# Extracto proporcionado
- - -

1. El anuncio de Jesús. A la pregunta: “Pero ustedes, ¿quién dicen que soy yo?”, respondió Pedro como representante de todo el grupo: «¡Tú eres el Mesías!». Pedro dice todo en pocas palabras, la respuesta es exacta pero, sorprendentemente, después de este reconocimiento Jesús ordena «que no dijeran nada a nadie de Él» (v. 30). Nos preguntamos ¿Por qué una prohibición tan categórica? Por una razón precisa, decir que Jesús es el Cristo, el Mesías, es exacto pero incompleto. Existe siempre el riesgo de anunciar un falso mesianismo, un mesianismo según los hombres y no según Dios. Por eso, a partir de aquel momento, Jesús comienza a revelar su identidad, su identidad pascual, la que encontramos en la Eucaristía. Explica que su misión se culminaría, ciertamente, en la gloria de la resurrección, pero pasando a través de la humillación de la cruz. Es decir, se realizaría según la sabiduría de Dios, «que —dice san Pablo— no es la de este mundo ni la de los dirigentes de este mundo» (1 Co 2,6). Jesús impone el silencio sobre su identidad mesiánica, pero no sobre la cruz que lo espera. Es más —anota el evangelista— Jesús comienza a enseñar «con absoluta claridad» (Mc 8,32) que «el Hijo del hombre debía padecer mucho, que sería rechazado por los ancianos, los sumos sacerdotes y los maestros de la Ley, que lo matarían, pero que resucitaría a los tres días» (v. 31).

Ante este anuncio de Jesús, anuncio desconcertante, también nosotros podemos quedar asombrados. También a nosotros nos gustaría un mesías potente en vez de un siervo crucificado. La Eucaristía está ante nosotros para recordarnos quién es Dios. No lo hace con palabras, sino de forma concreta, mostrándonos a Dios como Pan partido, como Amor crucificado y entregado. Podemos añadir mucha ceremonia, pero el Señor permanece allí, en la sencillez de un Pan que se deja partir, distribuir y comer. Está ahí para salvarnos. Para salvarnos, se hace siervo; para darnos vida, muere. Nos hace bien dejarnos desconcertar por el anuncio de Jesús. Y quien se abre a este anuncio de Jesús, se abre al segundo pasaje.

2. El discernimiento con Jesús. Frente al anuncio del Señor, la reacción de Pedro es típicamente humana. Cuando se perfila la cruz, la perspectiva del dolor, el hombre se rebela. Y Pedro, después de haber confesado el mesianismo de Jesús, se escandaliza de las palabras del Maestro e intenta disuadirlo de que continúe por su camino. La cruz no está nunca de moda. Queridos hermanos y hermanas, la cruz no está nunca de moda, ni hoy ni en el pasado. Pero sana por dentro. Es delante del Crucificado que experimentamos una benéfica lucha interior, un áspero conflicto entre el “pensar como piensa Dios” y el “pensar como piensan los hombres”. Por un lado, está la lógica de Dios, que es la del amor humilde. El camino de Dios rehúye cualquier imposición, ostentación y de todo triunfalismo, está siempre dirigido al bien del otro, hasta el sacrificio de sí mismo. Por otro lado, está el “pensar como piensan los hombres”, que es la lógica del mundo, de la mundanidad, apegada al honor y a los privilegios, encaminada al prestigio y al éxito. Aquí lo que cuenta es la consideración y la fuerza, lo que atrae la atención de la mayoría y sabe hacerse valer ante los demás.

- - -

# Listado de datos
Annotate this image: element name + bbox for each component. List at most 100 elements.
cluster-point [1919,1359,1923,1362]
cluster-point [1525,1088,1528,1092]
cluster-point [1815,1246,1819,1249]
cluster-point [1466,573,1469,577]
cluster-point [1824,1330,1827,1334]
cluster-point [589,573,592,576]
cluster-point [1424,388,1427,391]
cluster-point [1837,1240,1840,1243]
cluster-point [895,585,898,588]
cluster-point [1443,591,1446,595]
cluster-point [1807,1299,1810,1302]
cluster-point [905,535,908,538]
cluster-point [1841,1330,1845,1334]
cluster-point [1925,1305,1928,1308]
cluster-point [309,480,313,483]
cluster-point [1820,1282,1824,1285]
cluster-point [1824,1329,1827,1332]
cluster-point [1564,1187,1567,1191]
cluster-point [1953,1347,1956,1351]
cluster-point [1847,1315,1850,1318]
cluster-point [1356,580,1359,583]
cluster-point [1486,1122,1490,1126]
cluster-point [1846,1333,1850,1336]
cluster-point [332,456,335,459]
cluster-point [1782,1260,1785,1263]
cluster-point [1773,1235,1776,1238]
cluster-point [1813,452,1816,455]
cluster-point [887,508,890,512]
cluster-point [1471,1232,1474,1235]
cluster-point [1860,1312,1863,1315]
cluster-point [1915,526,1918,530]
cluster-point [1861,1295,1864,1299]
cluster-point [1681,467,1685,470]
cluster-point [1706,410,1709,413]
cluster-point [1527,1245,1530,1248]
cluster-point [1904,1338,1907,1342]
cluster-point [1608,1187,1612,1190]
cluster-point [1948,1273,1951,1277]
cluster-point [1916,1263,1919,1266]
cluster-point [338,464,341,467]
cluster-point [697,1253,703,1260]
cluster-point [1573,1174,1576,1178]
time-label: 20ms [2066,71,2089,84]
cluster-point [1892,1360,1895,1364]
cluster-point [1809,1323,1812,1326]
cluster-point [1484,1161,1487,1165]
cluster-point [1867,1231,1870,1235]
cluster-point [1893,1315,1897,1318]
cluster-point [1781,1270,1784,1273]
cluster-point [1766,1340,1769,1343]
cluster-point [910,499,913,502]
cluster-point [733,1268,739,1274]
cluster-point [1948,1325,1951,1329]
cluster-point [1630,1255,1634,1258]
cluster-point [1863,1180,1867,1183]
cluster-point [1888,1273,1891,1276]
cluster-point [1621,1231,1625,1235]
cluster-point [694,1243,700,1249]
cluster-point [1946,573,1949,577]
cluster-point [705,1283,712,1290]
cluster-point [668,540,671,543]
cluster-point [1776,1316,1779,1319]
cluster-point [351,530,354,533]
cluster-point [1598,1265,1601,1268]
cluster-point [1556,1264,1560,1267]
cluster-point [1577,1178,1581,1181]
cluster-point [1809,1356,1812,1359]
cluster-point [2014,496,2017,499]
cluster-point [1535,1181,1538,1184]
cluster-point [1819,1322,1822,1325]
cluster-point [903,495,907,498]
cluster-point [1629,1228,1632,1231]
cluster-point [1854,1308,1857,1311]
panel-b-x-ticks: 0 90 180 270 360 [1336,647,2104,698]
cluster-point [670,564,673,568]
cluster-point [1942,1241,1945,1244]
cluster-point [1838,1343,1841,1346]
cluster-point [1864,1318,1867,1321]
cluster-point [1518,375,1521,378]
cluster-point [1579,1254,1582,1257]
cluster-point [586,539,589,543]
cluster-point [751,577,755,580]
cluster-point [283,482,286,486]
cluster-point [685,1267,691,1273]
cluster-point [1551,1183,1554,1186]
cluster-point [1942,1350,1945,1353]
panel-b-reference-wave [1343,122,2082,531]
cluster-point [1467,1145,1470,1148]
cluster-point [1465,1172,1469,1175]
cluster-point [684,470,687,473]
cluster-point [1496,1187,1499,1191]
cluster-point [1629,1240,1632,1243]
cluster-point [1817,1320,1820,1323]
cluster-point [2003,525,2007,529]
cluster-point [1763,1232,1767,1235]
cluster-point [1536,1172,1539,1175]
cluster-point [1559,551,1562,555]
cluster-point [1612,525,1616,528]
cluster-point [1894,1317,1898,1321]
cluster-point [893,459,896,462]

- - -

# Tareas
1. Enumere todo aquello a lo que, según el extracto, está apegada o encaminada la lógica del mundo.
2. Según el extracto, ¿qué ordena Jesús después de que Pedro lo reconoce como el Mesías?
3. Reescriba en forma de lista breve el párrafo del extracto que comienza con «Ante este anuncio de Jesús», conservando sus hechos principales.

# Resultados en orden
1.
- El honor
- Los privilegios
- El prestigio
- El éxito

2. Ordena que no dijeran nada a nadie de Él.

3.
- El anuncio de Jesús es desconcertante y también puede asombrarnos.
- Preferiríamos un mesías potente en vez de un siervo crucificado.
- La Eucaristía nos recuerda quién es Dios, no con palabras, sino mostrándolo como Pan partido y Amor crucificado y entregado.
- Aunque se añada mucha ceremonia, el Señor permanece en la sencillez de un Pan que se deja partir, distribuir y comer, para salvarnos.
- Para salvarnos se hace siervo; para darnos vida, muere.
- Nos hace bien dejarnos desconcertar por este anuncio; quien se abre a él, se abre al segundo pasaje.